##### Data excerpts

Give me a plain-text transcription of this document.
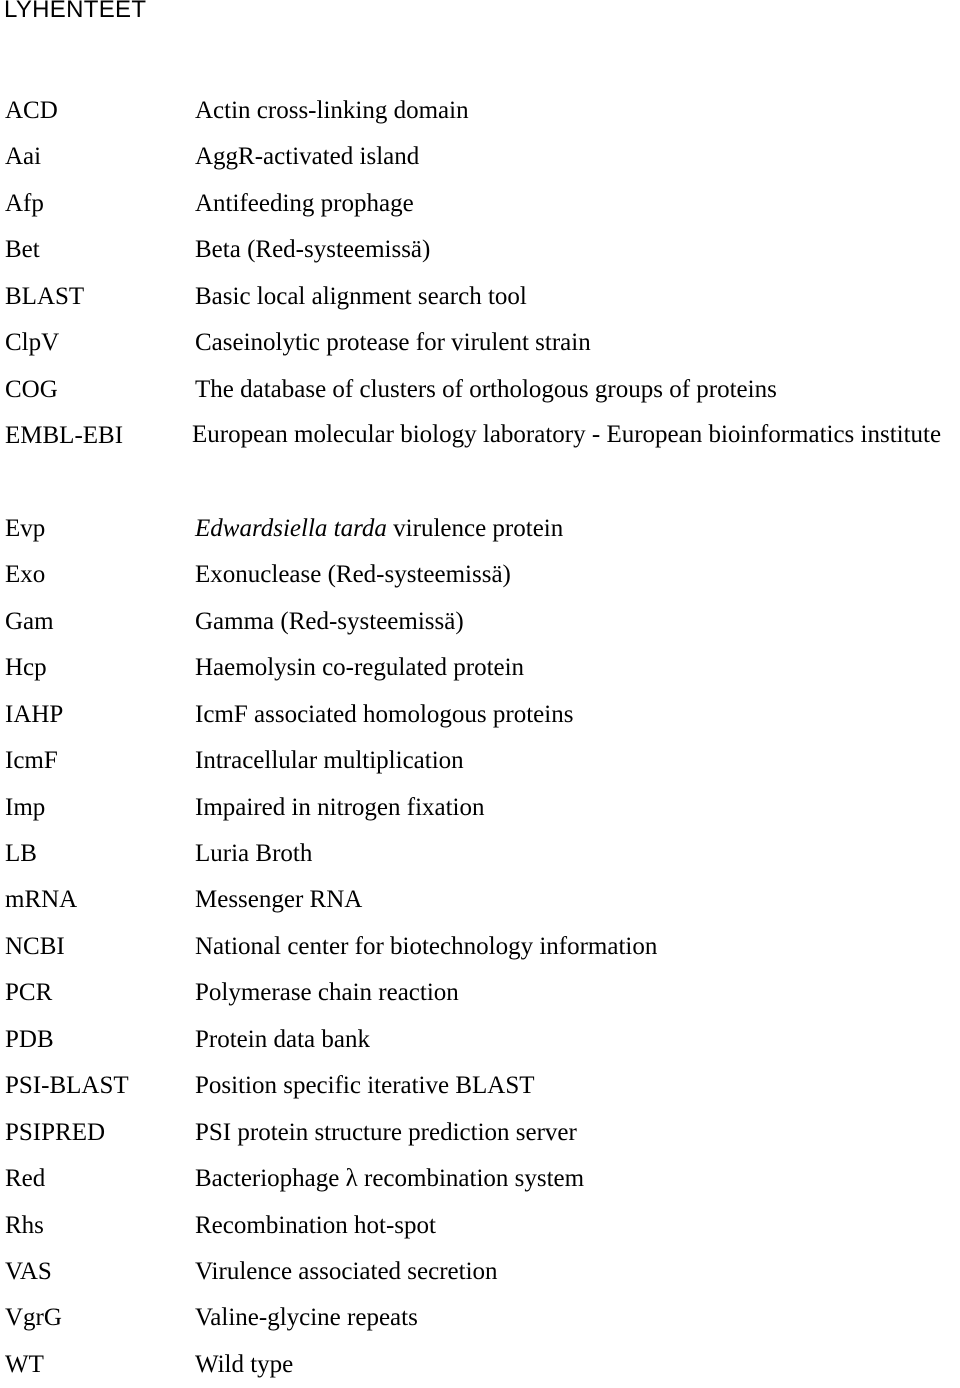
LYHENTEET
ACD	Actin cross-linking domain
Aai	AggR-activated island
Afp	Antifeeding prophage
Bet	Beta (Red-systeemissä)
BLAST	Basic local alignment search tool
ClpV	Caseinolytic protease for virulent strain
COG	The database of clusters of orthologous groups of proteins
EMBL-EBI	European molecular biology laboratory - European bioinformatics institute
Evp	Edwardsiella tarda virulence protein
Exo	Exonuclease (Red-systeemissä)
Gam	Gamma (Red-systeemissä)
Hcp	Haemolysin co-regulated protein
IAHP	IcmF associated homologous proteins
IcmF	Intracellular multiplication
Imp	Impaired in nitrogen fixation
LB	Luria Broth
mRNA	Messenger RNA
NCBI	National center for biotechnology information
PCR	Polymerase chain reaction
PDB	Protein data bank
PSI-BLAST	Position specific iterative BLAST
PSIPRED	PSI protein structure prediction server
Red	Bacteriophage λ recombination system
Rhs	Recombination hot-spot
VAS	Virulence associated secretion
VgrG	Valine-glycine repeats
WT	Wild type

##########

* Activity *
Filter the records for the string "associated" and copy every line that holds it.

* Answer *
IAHP	IcmF associated homologous proteins
VAS	Virulence associated secretion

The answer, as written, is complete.